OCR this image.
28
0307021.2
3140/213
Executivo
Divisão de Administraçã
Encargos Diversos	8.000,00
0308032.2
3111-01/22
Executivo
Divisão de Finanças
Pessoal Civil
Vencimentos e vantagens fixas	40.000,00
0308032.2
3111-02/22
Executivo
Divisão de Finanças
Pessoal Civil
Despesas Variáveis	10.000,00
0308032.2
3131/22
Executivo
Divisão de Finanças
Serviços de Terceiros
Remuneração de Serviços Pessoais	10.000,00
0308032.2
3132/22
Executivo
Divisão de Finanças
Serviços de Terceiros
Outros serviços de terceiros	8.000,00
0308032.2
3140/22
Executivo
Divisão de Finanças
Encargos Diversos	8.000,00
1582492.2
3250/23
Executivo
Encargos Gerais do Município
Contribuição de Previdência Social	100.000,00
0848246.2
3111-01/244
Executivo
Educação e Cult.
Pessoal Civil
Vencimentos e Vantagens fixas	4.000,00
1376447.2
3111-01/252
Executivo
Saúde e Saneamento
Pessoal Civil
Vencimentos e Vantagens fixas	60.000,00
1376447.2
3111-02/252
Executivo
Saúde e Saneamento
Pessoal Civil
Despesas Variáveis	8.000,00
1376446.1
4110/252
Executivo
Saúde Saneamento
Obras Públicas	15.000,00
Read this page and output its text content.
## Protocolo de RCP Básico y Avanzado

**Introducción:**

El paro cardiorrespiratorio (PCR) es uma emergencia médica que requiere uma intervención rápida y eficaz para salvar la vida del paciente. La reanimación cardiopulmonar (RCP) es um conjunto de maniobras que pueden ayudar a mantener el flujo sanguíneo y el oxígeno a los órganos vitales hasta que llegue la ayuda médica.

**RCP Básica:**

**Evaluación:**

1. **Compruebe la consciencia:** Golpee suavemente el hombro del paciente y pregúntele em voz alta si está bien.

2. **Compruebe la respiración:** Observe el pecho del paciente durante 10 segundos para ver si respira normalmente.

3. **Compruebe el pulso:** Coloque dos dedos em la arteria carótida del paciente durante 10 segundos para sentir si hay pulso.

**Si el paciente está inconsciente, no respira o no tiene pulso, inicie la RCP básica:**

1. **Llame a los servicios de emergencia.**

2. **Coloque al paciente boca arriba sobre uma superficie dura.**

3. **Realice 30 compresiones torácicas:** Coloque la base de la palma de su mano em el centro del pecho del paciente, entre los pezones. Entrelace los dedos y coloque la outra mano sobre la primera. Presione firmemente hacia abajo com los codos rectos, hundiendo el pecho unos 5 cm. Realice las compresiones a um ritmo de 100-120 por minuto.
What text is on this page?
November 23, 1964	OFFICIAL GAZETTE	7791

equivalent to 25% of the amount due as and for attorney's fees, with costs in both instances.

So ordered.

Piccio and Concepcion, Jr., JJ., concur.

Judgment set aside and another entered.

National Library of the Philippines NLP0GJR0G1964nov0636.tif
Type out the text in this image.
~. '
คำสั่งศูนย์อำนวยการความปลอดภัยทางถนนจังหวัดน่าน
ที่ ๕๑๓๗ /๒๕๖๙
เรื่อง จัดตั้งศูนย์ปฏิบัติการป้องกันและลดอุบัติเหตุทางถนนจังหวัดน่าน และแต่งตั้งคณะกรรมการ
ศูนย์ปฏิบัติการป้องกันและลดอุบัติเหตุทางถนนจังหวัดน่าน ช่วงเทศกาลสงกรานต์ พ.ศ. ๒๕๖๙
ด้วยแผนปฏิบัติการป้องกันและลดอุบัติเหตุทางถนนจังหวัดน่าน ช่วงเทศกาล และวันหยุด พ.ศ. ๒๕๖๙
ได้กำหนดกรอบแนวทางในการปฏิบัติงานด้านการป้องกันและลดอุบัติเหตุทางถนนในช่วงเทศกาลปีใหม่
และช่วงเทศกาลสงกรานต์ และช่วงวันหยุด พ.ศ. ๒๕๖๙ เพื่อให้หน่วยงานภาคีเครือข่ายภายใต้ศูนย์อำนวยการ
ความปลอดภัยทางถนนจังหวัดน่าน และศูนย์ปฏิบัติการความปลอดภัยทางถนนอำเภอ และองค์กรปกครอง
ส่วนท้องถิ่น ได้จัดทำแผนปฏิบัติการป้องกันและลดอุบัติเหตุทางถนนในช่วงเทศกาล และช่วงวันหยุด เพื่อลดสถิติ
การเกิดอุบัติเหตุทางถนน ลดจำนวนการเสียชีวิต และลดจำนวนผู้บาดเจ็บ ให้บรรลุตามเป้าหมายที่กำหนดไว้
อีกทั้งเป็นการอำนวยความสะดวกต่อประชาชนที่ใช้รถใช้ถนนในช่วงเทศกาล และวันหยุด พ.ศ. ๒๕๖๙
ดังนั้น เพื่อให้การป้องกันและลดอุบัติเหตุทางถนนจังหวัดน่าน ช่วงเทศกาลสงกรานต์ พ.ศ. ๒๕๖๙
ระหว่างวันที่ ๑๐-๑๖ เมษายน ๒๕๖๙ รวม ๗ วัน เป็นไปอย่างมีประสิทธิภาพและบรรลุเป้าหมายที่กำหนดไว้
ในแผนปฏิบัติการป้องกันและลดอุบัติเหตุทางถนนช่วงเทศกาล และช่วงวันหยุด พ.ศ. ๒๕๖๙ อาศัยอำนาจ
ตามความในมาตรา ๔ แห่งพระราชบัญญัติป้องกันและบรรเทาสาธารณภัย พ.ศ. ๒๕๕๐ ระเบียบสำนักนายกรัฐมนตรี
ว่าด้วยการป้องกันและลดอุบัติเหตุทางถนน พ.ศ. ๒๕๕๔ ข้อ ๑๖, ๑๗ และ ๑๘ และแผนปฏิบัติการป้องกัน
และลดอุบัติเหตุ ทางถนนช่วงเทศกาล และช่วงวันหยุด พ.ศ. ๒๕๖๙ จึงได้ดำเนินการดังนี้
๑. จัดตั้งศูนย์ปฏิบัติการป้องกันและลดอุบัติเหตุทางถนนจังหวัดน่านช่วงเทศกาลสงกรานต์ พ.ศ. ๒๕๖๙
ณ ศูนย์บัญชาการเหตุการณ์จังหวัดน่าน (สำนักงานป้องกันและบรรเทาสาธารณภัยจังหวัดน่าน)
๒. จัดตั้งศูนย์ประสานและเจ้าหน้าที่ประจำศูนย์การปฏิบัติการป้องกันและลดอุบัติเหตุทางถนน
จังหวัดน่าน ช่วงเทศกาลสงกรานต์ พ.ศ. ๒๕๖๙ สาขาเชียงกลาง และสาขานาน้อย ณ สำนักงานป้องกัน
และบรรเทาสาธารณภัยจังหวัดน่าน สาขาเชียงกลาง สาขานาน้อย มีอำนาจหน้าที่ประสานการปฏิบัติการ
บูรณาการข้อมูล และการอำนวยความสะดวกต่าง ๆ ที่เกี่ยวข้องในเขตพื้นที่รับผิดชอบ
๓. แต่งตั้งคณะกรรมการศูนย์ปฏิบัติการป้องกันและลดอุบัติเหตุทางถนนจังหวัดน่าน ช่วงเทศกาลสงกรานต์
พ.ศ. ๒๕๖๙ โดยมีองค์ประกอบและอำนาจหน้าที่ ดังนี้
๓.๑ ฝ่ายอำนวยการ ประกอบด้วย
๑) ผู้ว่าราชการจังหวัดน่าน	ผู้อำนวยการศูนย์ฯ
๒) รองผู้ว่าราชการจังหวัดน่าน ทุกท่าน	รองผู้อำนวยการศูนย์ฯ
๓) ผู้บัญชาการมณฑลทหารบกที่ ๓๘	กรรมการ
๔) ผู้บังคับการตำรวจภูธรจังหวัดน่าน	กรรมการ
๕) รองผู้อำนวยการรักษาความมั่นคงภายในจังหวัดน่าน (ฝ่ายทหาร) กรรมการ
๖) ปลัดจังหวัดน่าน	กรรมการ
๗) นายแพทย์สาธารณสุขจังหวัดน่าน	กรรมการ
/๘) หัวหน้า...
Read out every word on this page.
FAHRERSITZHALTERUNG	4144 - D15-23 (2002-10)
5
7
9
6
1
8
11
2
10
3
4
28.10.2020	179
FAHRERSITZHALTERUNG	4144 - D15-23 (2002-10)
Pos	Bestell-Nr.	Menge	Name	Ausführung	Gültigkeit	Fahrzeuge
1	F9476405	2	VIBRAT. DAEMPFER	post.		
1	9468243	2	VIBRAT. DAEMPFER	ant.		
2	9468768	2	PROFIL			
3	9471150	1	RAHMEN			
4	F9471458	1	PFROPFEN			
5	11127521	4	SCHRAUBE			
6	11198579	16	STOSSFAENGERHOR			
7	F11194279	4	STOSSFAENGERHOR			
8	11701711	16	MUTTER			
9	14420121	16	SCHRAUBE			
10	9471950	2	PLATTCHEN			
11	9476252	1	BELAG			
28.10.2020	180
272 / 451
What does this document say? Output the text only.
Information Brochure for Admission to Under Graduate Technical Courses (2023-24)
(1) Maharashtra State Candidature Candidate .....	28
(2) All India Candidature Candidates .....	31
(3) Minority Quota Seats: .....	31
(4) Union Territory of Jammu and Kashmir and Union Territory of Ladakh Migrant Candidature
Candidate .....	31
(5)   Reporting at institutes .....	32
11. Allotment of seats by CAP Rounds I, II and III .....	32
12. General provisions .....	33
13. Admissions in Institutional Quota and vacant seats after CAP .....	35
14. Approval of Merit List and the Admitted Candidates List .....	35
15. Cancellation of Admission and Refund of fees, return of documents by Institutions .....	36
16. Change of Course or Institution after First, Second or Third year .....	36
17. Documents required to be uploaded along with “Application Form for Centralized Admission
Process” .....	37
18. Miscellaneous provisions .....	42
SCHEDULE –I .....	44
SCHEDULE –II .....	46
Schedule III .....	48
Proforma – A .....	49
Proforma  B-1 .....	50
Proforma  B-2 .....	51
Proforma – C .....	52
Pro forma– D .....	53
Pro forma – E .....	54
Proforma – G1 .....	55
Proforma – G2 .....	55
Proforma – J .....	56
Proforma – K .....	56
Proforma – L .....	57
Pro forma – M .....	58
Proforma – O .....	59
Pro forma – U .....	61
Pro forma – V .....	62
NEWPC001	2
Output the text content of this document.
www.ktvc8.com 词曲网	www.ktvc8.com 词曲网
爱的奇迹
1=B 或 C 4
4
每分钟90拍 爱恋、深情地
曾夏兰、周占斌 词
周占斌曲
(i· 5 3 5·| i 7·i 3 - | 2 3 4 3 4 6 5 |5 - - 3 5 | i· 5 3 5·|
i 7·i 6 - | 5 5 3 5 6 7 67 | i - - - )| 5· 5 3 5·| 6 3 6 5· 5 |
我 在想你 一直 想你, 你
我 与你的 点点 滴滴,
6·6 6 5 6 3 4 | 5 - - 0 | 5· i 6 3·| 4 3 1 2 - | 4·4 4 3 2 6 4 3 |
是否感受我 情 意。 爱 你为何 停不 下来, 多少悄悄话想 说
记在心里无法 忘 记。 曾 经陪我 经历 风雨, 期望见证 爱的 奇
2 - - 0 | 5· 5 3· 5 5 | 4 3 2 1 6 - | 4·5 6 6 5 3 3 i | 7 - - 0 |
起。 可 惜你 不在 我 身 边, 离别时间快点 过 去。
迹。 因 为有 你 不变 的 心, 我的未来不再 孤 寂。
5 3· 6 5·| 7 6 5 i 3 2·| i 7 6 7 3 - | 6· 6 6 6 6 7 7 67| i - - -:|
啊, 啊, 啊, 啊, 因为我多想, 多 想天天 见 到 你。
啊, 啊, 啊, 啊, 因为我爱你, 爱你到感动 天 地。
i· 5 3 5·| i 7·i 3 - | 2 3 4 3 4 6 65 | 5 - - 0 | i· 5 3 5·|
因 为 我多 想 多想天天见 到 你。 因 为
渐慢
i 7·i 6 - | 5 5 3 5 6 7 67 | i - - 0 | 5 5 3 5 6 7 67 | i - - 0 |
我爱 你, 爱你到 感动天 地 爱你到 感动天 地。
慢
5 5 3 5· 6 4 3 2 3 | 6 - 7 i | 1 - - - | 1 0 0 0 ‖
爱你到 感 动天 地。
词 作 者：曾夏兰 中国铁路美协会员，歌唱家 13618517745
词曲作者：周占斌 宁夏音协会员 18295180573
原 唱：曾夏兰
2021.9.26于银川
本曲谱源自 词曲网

Task objective - Count how many lines of the listing above include "Despesas" and report that number alone.

Answer - 2